(Saved data entries)

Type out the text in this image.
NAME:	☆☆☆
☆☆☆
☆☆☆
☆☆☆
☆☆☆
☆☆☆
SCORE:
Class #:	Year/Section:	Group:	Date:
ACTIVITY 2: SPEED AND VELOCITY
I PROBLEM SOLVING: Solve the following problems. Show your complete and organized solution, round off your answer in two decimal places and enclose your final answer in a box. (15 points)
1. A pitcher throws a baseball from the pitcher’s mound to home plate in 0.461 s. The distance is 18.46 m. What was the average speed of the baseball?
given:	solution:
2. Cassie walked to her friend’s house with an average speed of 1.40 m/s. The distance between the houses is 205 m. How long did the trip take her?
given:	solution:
==
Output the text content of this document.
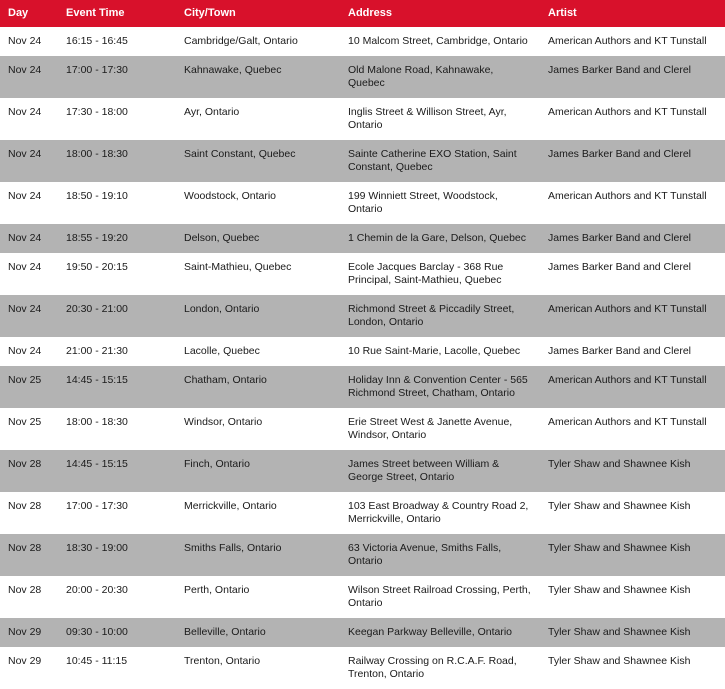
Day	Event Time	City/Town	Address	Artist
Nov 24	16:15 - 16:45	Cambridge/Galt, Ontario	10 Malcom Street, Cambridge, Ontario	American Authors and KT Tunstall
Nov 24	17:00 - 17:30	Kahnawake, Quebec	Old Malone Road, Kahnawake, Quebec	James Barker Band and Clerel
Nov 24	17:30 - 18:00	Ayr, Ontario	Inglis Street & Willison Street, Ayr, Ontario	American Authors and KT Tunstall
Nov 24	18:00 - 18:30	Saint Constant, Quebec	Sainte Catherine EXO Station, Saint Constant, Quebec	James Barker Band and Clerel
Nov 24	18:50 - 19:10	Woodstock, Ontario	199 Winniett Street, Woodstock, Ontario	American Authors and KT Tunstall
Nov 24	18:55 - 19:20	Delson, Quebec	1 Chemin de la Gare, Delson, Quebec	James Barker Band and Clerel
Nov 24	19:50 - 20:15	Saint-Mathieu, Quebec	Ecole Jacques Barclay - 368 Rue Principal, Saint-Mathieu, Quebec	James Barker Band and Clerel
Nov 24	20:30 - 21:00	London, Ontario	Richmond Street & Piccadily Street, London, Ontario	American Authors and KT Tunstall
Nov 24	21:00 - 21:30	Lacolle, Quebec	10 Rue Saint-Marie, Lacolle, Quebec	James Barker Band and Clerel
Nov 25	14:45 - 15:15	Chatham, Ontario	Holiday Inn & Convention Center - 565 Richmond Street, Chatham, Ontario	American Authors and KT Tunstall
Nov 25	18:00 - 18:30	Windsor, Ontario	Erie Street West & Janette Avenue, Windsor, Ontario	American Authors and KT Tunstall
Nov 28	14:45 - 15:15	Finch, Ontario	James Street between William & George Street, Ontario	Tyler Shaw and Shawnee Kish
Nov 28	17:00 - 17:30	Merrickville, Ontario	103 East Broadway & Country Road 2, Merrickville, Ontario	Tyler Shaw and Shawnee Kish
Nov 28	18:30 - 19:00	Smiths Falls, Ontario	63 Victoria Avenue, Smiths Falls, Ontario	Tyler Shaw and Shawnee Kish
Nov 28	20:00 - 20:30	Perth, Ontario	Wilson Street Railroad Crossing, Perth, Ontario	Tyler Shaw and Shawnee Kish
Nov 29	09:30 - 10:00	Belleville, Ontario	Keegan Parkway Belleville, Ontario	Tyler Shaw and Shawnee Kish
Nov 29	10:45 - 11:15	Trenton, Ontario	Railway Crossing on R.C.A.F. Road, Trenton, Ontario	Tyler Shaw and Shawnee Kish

* Given exercise *
Check every line of the data above for the string "Crossing", and copy those that have it.

* Task output *
Nov 28	20:00 - 20:30	Perth, Ontario	Wilson Street Railroad Crossing, Perth, Ontario	Tyler Shaw and Shawnee Kish
Nov 29	10:45 - 11:15	Trenton, Ontario	Railway Crossing on R.C.A.F. Road, Trenton, Ontario	Tyler Shaw and Shawnee Kish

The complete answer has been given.